>> start Provided material

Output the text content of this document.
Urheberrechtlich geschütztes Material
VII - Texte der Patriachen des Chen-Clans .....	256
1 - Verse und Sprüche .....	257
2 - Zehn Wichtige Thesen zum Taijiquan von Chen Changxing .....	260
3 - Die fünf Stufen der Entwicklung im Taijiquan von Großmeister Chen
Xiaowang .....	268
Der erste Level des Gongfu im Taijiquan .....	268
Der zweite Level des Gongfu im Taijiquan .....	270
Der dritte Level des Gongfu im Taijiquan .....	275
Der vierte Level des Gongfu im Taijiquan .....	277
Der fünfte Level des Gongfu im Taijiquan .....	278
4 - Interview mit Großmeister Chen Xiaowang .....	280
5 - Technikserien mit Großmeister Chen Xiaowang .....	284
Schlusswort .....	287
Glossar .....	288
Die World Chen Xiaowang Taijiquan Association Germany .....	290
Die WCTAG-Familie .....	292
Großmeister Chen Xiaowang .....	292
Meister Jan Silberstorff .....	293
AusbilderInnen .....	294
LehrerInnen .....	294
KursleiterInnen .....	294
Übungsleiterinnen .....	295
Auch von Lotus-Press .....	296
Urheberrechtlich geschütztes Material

>> end Provided material

▶ Instructions for the task
Every line of the data above should be reproduced word for word.

▶ Solved exercise
Output the text content of this document.
Urheberrechtlich geschütztes Material
VII - Texte der Patriachen des Chen-Clans .....	256
1 - Verse und Sprüche .....	257
2 - Zehn Wichtige Thesen zum Taijiquan von Chen Changxing .....	260
3 - Die fünf Stufen der Entwicklung im Taijiquan von Großmeister Chen
Xiaowang .....	268
Der erste Level des Gongfu im Taijiquan .....	268
Der zweite Level des Gongfu im Taijiquan .....	270
Der dritte Level des Gongfu im Taijiquan .....	275
Der vierte Level des Gongfu im Taijiquan .....	277
Der fünfte Level des Gongfu im Taijiquan .....	278
4 - Interview mit Großmeister Chen Xiaowang .....	280
5 - Technikserien mit Großmeister Chen Xiaowang .....	284
Schlusswort .....	287
Glossar .....	288
Die World Chen Xiaowang Taijiquan Association Germany .....	290
Die WCTAG-Familie .....	292
Großmeister Chen Xiaowang .....	292
Meister Jan Silberstorff .....	293
AusbilderInnen .....	294
LehrerInnen .....	294
KursleiterInnen .....	294
Übungsleiterinnen .....	295
Auch von Lotus-Press .....	296
Urheberrechtlich geschütztes Material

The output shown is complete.